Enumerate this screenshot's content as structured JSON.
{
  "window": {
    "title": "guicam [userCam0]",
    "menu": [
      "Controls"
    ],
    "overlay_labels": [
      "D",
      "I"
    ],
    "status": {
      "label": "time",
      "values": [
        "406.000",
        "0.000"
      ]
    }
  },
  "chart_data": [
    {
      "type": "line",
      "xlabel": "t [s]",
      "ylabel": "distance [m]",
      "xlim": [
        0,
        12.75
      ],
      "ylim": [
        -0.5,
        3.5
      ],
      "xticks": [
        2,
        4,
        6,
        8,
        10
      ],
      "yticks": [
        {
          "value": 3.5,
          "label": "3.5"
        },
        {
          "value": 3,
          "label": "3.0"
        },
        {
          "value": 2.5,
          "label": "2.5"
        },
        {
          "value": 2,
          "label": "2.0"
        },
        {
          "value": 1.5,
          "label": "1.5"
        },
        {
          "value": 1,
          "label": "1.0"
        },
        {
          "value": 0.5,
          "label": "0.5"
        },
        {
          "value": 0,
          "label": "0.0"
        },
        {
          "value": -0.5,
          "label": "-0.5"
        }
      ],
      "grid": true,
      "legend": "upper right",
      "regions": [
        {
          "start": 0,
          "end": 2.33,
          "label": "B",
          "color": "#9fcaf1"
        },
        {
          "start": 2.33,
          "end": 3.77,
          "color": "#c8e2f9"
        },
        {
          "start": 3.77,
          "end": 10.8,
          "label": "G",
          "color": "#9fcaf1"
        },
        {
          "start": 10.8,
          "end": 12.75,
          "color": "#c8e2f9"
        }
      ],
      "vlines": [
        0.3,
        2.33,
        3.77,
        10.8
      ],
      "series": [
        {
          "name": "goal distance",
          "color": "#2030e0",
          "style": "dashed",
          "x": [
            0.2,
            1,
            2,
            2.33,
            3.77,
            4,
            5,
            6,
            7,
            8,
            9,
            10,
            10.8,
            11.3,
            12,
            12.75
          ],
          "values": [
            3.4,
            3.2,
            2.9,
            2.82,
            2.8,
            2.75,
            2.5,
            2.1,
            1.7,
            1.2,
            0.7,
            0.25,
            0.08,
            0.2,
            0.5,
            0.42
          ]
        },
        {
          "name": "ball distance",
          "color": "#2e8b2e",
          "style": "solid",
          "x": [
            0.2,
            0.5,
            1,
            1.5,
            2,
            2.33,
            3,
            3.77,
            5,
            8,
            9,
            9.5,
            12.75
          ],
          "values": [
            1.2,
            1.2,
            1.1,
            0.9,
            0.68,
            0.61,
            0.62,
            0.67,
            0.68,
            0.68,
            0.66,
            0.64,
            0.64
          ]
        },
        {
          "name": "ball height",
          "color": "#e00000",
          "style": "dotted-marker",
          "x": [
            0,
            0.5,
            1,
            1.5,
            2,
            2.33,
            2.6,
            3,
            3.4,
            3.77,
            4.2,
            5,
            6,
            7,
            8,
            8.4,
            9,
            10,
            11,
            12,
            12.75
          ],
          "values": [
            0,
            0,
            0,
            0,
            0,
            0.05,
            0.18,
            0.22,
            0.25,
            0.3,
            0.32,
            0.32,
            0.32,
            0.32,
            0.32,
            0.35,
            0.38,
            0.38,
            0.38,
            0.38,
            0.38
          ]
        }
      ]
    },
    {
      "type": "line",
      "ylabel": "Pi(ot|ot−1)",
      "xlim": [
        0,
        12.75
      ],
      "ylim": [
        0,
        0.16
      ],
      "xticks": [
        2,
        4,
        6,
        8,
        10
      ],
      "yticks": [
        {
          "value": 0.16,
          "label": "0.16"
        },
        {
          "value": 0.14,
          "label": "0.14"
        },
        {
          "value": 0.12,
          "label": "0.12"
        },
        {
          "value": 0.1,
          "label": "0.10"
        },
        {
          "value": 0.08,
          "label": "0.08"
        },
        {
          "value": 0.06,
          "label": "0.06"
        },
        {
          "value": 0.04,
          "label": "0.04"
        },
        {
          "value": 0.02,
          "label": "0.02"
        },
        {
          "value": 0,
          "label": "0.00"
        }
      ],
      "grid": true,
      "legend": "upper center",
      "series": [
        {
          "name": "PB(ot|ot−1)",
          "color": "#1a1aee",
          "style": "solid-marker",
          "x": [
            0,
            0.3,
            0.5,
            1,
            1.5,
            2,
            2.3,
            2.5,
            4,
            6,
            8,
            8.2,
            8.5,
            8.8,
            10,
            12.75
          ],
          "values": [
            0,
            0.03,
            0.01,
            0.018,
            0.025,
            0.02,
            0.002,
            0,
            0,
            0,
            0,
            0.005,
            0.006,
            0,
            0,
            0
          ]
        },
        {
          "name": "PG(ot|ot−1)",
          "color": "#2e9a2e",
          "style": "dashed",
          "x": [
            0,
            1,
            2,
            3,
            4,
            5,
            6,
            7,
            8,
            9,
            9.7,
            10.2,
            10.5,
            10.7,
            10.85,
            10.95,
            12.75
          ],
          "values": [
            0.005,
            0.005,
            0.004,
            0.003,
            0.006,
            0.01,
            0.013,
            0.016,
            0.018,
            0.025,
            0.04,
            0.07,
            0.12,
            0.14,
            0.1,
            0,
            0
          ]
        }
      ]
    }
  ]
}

## GOAL OF THE EXERCISE
Pull out each line of the records holding the string "style".

## TASK RESULT
          "style": "dashed",
          "style": "solid",
          "style": "dotted-marker",
          "style": "solid-marker",
          "style": "dashed",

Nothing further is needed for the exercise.